Exercise instructions:
Write the entries out again exactly as they stand, but without the pictures.

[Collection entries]
+-------+

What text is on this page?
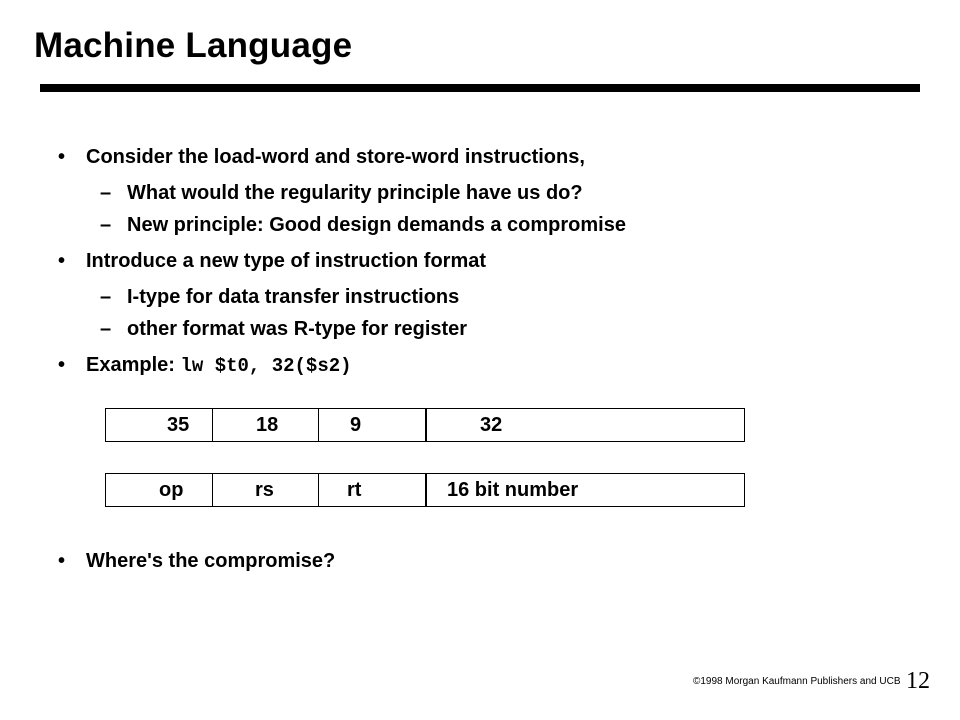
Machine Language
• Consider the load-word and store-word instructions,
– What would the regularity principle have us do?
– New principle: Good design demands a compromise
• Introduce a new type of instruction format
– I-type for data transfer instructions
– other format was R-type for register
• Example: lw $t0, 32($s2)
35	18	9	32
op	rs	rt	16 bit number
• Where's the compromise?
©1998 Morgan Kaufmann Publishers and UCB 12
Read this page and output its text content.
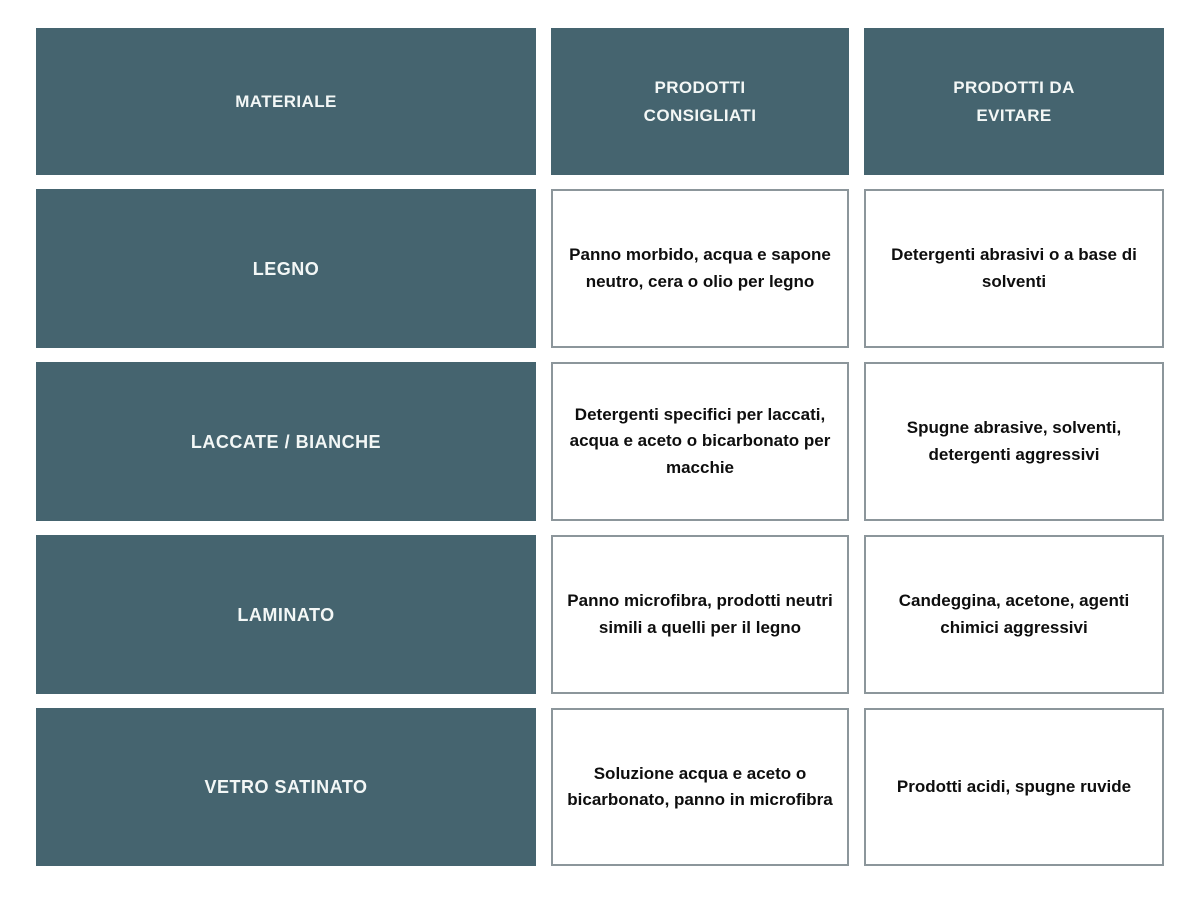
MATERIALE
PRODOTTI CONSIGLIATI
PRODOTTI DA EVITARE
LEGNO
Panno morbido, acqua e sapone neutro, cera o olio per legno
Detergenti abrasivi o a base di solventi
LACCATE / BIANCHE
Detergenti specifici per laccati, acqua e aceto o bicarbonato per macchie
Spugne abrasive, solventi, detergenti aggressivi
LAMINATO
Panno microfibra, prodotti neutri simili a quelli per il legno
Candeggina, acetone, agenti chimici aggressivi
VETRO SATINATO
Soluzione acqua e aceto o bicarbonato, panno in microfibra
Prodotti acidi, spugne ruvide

+-------+

Expected answer:
What text is on this page?
Machine Language
• Consider the load-word and store-word instructions,
– What would the regularity principle have us do?
– New principle: Good design demands a compromise
• Introduce a new type of instruction format
– I-type for data transfer instructions
– other format was R-type for register
• Example: lw $t0, 32($s2)
35	18	9	32
op	rs	rt	16 bit number
• Where's the compromise?
©1998 Morgan Kaufmann Publishers and UCB 12
Read this page and output its text content.
MATERIALE
PRODOTTI CONSIGLIATI
PRODOTTI DA EVITARE
LEGNO
Panno morbido, acqua e sapone neutro, cera o olio per legno
Detergenti abrasivi o a base di solventi
LACCATE / BIANCHE
Detergenti specifici per laccati, acqua e aceto o bicarbonato per macchie
Spugne abrasive, solventi, detergenti aggressivi
LAMINATO
Panno microfibra, prodotti neutri simili a quelli per il legno
Candeggina, acetone, agenti chimici aggressivi
VETRO SATINATO
Soluzione acqua e aceto o bicarbonato, panno in microfibra
Prodotti acidi, spugne ruvide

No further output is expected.